**Instructions to follow**
From the entries below, gather every line containing the string "income".

━━ Extracted material ━━

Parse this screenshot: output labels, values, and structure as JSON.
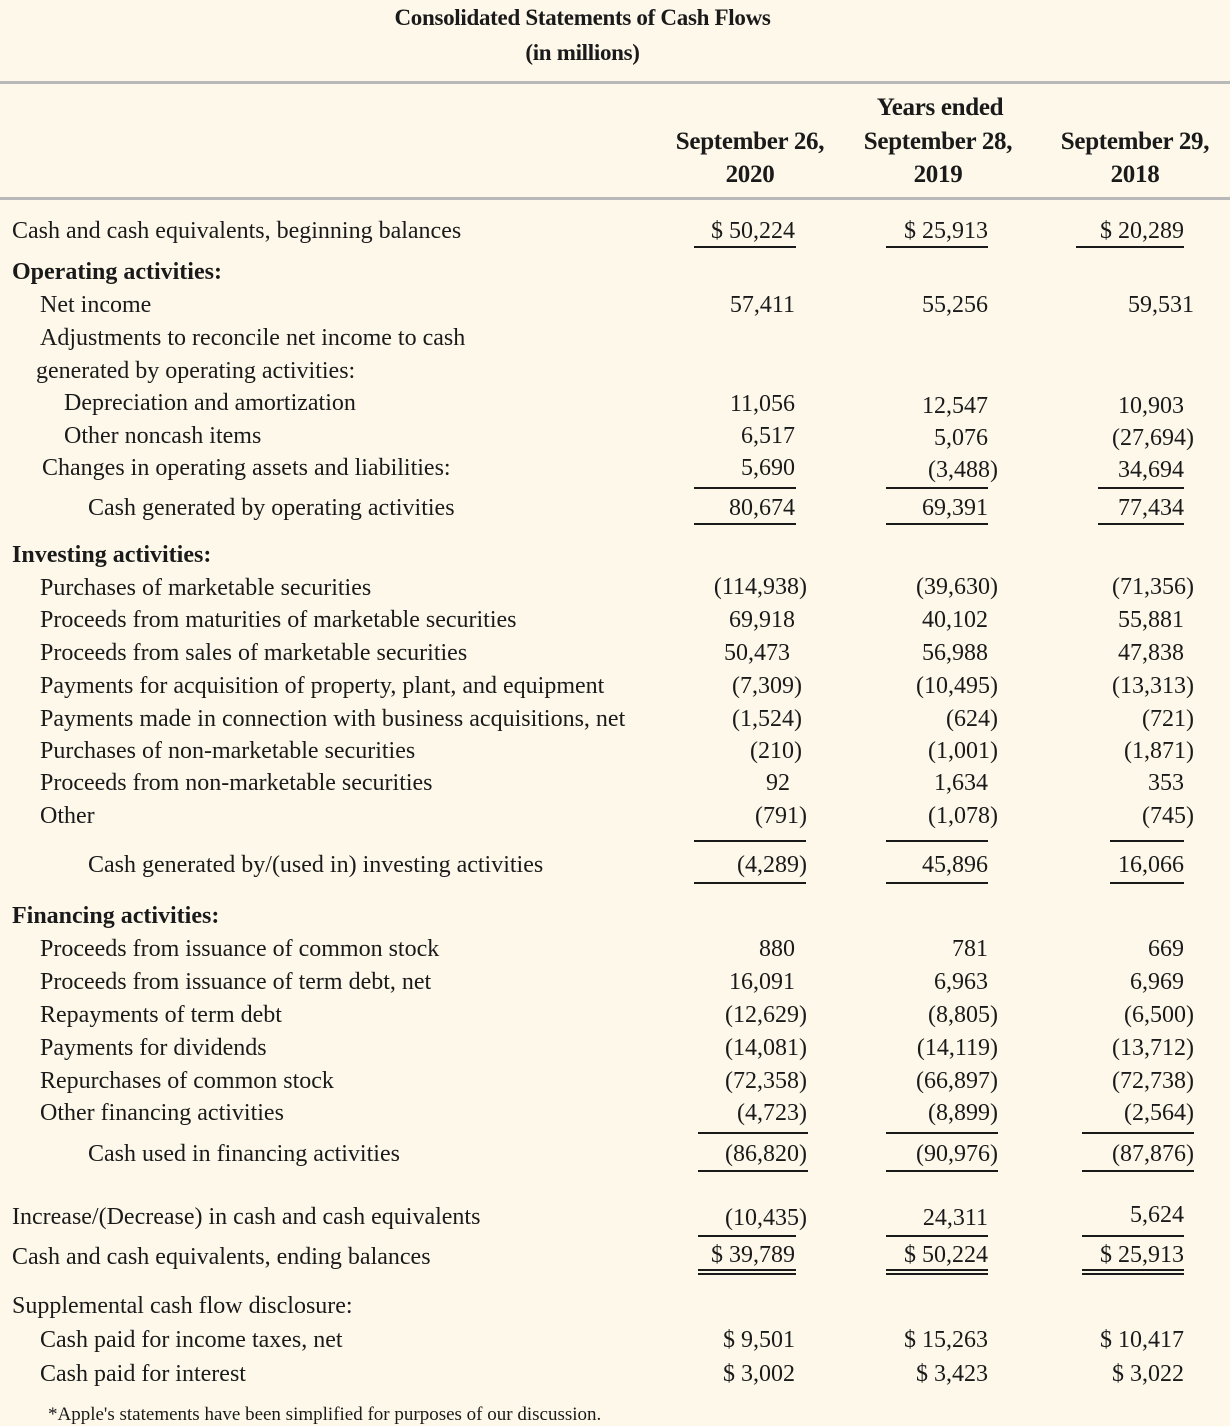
{
  "title": "Consolidated Statements of Cash Flows",
  "subtitle": "(in millions)",
  "header": {
    "group": "Years ended",
    "columns": [
      {
        "line1": "September 26,",
        "line2": "2020"
      },
      {
        "line1": "September 28,",
        "line2": "2019"
      },
      {
        "line1": "September 29,",
        "line2": "2018"
      }
    ]
  },
  "rows": [
    {
      "label": "Cash and cash equivalents, beginning balances",
      "values": [
        "$  50,224",
        "$  25,913",
        "$   20,289"
      ]
    },
    {
      "label": "Operating activities:"
    },
    {
      "label": "Net income",
      "values": [
        "57,411",
        "55,256",
        "59,531"
      ]
    },
    {
      "label": "Adjustments to reconcile net income to cash"
    },
    {
      "label": "generated by operating activities:"
    },
    {
      "label": "Depreciation and amortization",
      "values": [
        "11,056",
        "12,547",
        "10,903"
      ]
    },
    {
      "label": "Other noncash items",
      "values": [
        "6,517",
        "5,076",
        "(27,694)"
      ]
    },
    {
      "label": "Changes in operating assets and liabilities:",
      "values": [
        "5,690",
        "(3,488)",
        "34,694"
      ]
    },
    {
      "label": "Cash generated by operating activities",
      "values": [
        "80,674",
        "69,391",
        "77,434"
      ]
    },
    {
      "label": "Investing activities:"
    },
    {
      "label": "Purchases of marketable securities",
      "values": [
        "(114,938)",
        "(39,630)",
        "(71,356)"
      ]
    },
    {
      "label": "Proceeds from maturities of marketable securities",
      "values": [
        "69,918",
        "40,102",
        "55,881"
      ]
    },
    {
      "label": "Proceeds from sales of marketable securities",
      "values": [
        "50,473",
        "56,988",
        "47,838"
      ]
    },
    {
      "label": "Payments for acquisition of property, plant, and equipment",
      "values": [
        "(7,309)",
        "(10,495)",
        "(13,313)"
      ]
    },
    {
      "label": "Payments made in connection with business acquisitions, net",
      "values": [
        "(1,524)",
        "(624)",
        "(721)"
      ]
    },
    {
      "label": "Purchases of non-marketable securities",
      "values": [
        "(210)",
        "(1,001)",
        "(1,871)"
      ]
    },
    {
      "label": "Proceeds from non-marketable securities",
      "values": [
        "92",
        "1,634",
        "353"
      ]
    },
    {
      "label": "Other",
      "values": [
        "(791)",
        "(1,078)",
        "(745)"
      ]
    },
    {
      "label": "Cash generated by/(used in) investing activities",
      "values": [
        "(4,289)",
        "45,896",
        "16,066"
      ]
    },
    {
      "label": "Financing activities:"
    },
    {
      "label": "Proceeds from issuance of common stock",
      "values": [
        "880",
        "781",
        "669"
      ]
    },
    {
      "label": "Proceeds from issuance of term debt, net",
      "values": [
        "16,091",
        "6,963",
        "6,969"
      ]
    },
    {
      "label": "Repayments of term debt",
      "values": [
        "(12,629)",
        "(8,805)",
        "(6,500)"
      ]
    },
    {
      "label": "Payments for dividends",
      "values": [
        "(14,081)",
        "(14,119)",
        "(13,712)"
      ]
    },
    {
      "label": "Repurchases of common stock",
      "values": [
        "(72,358)",
        "(66,897)",
        "(72,738)"
      ]
    },
    {
      "label": "Other financing activities",
      "values": [
        "(4,723)",
        "(8,899)",
        "(2,564)"
      ]
    },
    {
      "label": "Cash used in financing activities",
      "values": [
        "(86,820)",
        "(90,976)",
        "(87,876)"
      ]
    },
    {
      "label": "Increase/(Decrease) in cash and cash equivalents",
      "values": [
        "(10,435)",
        "24,311",
        "5,624"
      ]
    },
    {
      "label": "Cash and cash equivalents, ending balances",
      "values": [
        "$ 39,789",
        "$ 50,224",
        "$  25,913"
      ]
    },
    {
      "label": "Supplemental cash flow disclosure:"
    },
    {
      "label": "Cash paid for income taxes, net",
      "values": [
        "$    9,501",
        "$ 15,263",
        "$  10,417"
      ]
    },
    {
      "label": "Cash paid for interest",
      "values": [
        "$    3,002",
        "$   3,423",
        "$      3,022"
      ]
    }
  ],
  "footnote": "*Apple's statements have been simplified for purposes of our discussion."
}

━━━

**Answer for this exercise**
      "label": "Net income",
      "label": "Adjustments to reconcile net income to cash"
      "label": "Cash paid for income taxes, net",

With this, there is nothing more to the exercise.